● Stated problem
Write out all of the records precisely. Skip anything that is a picture.

● Input
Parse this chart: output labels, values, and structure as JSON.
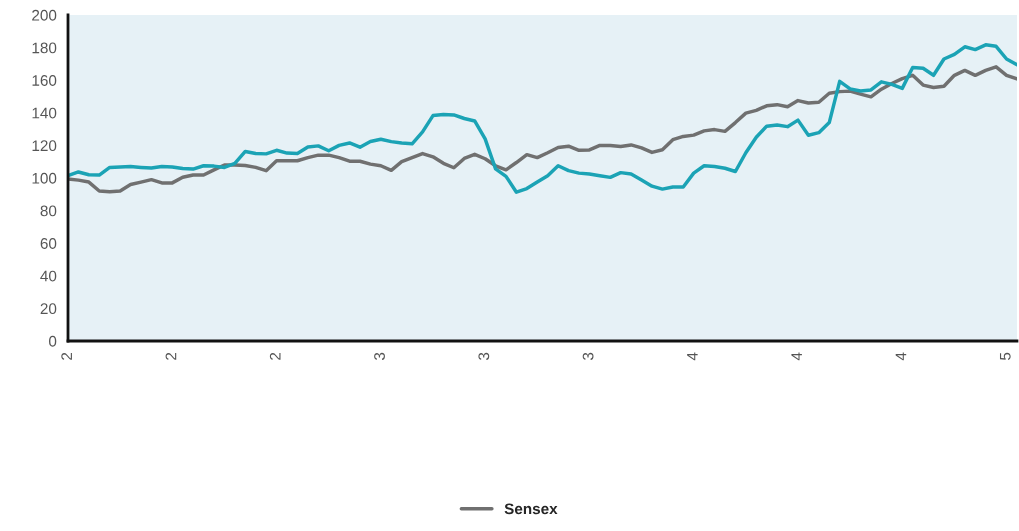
{
  "chart_data": {
    "type": "line",
    "categories": [
      "2",
      null,
      null,
      null,
      null,
      null,
      null,
      null,
      null,
      null,
      "2",
      null,
      null,
      null,
      null,
      null,
      null,
      null,
      null,
      null,
      "2",
      null,
      null,
      null,
      null,
      null,
      null,
      null,
      null,
      null,
      "3",
      null,
      null,
      null,
      null,
      null,
      null,
      null,
      null,
      null,
      "3",
      null,
      null,
      null,
      null,
      null,
      null,
      null,
      null,
      null,
      "3",
      null,
      null,
      null,
      null,
      null,
      null,
      null,
      null,
      null,
      "4",
      null,
      null,
      null,
      null,
      null,
      null,
      null,
      null,
      null,
      "4",
      null,
      null,
      null,
      null,
      null,
      null,
      null,
      null,
      null,
      "4",
      null,
      null,
      null,
      null,
      null,
      null,
      null,
      null,
      null,
      "5",
      null
    ],
    "ylim": [
      0,
      200
    ],
    "yticks": [
      0,
      20,
      40,
      60,
      80,
      100,
      120,
      140,
      160,
      180,
      200
    ],
    "grid": false,
    "legend": "bottom",
    "series": [
      {
        "name": "Sensex",
        "color": "#707070",
        "values": [
          99.4,
          98.7,
          97.5,
          92,
          91.5,
          92,
          96,
          97.5,
          99,
          97,
          97,
          100.5,
          101.8,
          101.8,
          105,
          108,
          108,
          107.7,
          106.5,
          104.5,
          110.6,
          110.6,
          110.6,
          112.5,
          114,
          114,
          112.5,
          110.3,
          110.3,
          108.5,
          107.5,
          104.7,
          110,
          112.5,
          115,
          113,
          109,
          106.3,
          112,
          114.5,
          111.8,
          107.5,
          105,
          109.5,
          114.3,
          112.5,
          115.5,
          118.7,
          119.5,
          117,
          117.2,
          120,
          120,
          119.3,
          120.3,
          118.5,
          115.7,
          117.3,
          123.5,
          125.5,
          126.3,
          128.9,
          129.7,
          128.6,
          134,
          139.8,
          141.5,
          144.3,
          145,
          143.7,
          147.5,
          146,
          146.5,
          152,
          153,
          153.3,
          151.5,
          149.8,
          154.5,
          158,
          161,
          163,
          157,
          155.5,
          156.3,
          163,
          166,
          163,
          166,
          168.2,
          163,
          160.8
        ]
      },
      {
        "color": "#1ba3b5",
        "values": [
          101.4,
          103.7,
          102,
          101.8,
          106.5,
          106.8,
          107,
          106.5,
          106.1,
          107,
          106.8,
          105.8,
          105.5,
          107.5,
          107.3,
          106.5,
          109,
          116.3,
          115,
          114.8,
          117,
          115.3,
          115,
          119,
          119.7,
          116.7,
          120,
          121.5,
          118.9,
          122.4,
          123.8,
          122.3,
          121.5,
          121,
          128.3,
          138.3,
          139,
          138.7,
          136.5,
          135,
          124,
          105.6,
          101,
          91.3,
          93.5,
          97.5,
          101.4,
          107.5,
          104.5,
          103,
          102.4,
          101.4,
          100.4,
          103.3,
          102.5,
          98.8,
          95,
          93.2,
          94.5,
          94.5,
          103,
          107.5,
          107,
          106,
          104,
          115.5,
          125,
          131.8,
          132.5,
          131.5,
          135.5,
          126.2,
          127.8,
          134,
          159.3,
          154.7,
          153.4,
          154,
          159,
          157.4,
          155,
          167.8,
          167.3,
          163,
          173,
          175.8,
          180.5,
          178.8,
          181.7,
          180.8,
          173,
          169.5
        ]
      }
    ]
  }
}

● Answer to the exercise
Parse this chart: output labels, values, and structure as JSON.
{
  "chart_data": {
    "type": "line",
    "categories": [
      "2",
      null,
      null,
      null,
      null,
      null,
      null,
      null,
      null,
      null,
      "2",
      null,
      null,
      null,
      null,
      null,
      null,
      null,
      null,
      null,
      "2",
      null,
      null,
      null,
      null,
      null,
      null,
      null,
      null,
      null,
      "3",
      null,
      null,
      null,
      null,
      null,
      null,
      null,
      null,
      null,
      "3",
      null,
      null,
      null,
      null,
      null,
      null,
      null,
      null,
      null,
      "3",
      null,
      null,
      null,
      null,
      null,
      null,
      null,
      null,
      null,
      "4",
      null,
      null,
      null,
      null,
      null,
      null,
      null,
      null,
      null,
      "4",
      null,
      null,
      null,
      null,
      null,
      null,
      null,
      null,
      null,
      "4",
      null,
      null,
      null,
      null,
      null,
      null,
      null,
      null,
      null,
      "5",
      null
    ],
    "ylim": [
      0,
      200
    ],
    "yticks": [
      0,
      20,
      40,
      60,
      80,
      100,
      120,
      140,
      160,
      180,
      200
    ],
    "grid": false,
    "legend": "bottom",
    "series": [
      {
        "name": "Sensex",
        "color": "#707070",
        "values": [
          99.4,
          98.7,
          97.5,
          92,
          91.5,
          92,
          96,
          97.5,
          99,
          97,
          97,
          100.5,
          101.8,
          101.8,
          105,
          108,
          108,
          107.7,
          106.5,
          104.5,
          110.6,
          110.6,
          110.6,
          112.5,
          114,
          114,
          112.5,
          110.3,
          110.3,
          108.5,
          107.5,
          104.7,
          110,
          112.5,
          115,
          113,
          109,
          106.3,
          112,
          114.5,
          111.8,
          107.5,
          105,
          109.5,
          114.3,
          112.5,
          115.5,
          118.7,
          119.5,
          117,
          117.2,
          120,
          120,
          119.3,
          120.3,
          118.5,
          115.7,
          117.3,
          123.5,
          125.5,
          126.3,
          128.9,
          129.7,
          128.6,
          134,
          139.8,
          141.5,
          144.3,
          145,
          143.7,
          147.5,
          146,
          146.5,
          152,
          153,
          153.3,
          151.5,
          149.8,
          154.5,
          158,
          161,
          163,
          157,
          155.5,
          156.3,
          163,
          166,
          163,
          166,
          168.2,
          163,
          160.8
        ]
      },
      {
        "color": "#1ba3b5",
        "values": [
          101.4,
          103.7,
          102,
          101.8,
          106.5,
          106.8,
          107,
          106.5,
          106.1,
          107,
          106.8,
          105.8,
          105.5,
          107.5,
          107.3,
          106.5,
          109,
          116.3,
          115,
          114.8,
          117,
          115.3,
          115,
          119,
          119.7,
          116.7,
          120,
          121.5,
          118.9,
          122.4,
          123.8,
          122.3,
          121.5,
          121,
          128.3,
          138.3,
          139,
          138.7,
          136.5,
          135,
          124,
          105.6,
          101,
          91.3,
          93.5,
          97.5,
          101.4,
          107.5,
          104.5,
          103,
          102.4,
          101.4,
          100.4,
          103.3,
          102.5,
          98.8,
          95,
          93.2,
          94.5,
          94.5,
          103,
          107.5,
          107,
          106,
          104,
          115.5,
          125,
          131.8,
          132.5,
          131.5,
          135.5,
          126.2,
          127.8,
          134,
          159.3,
          154.7,
          153.4,
          154,
          159,
          157.4,
          155,
          167.8,
          167.3,
          163,
          173,
          175.8,
          180.5,
          178.8,
          181.7,
          180.8,
          173,
          169.5
        ]
      }
    ]
  }
}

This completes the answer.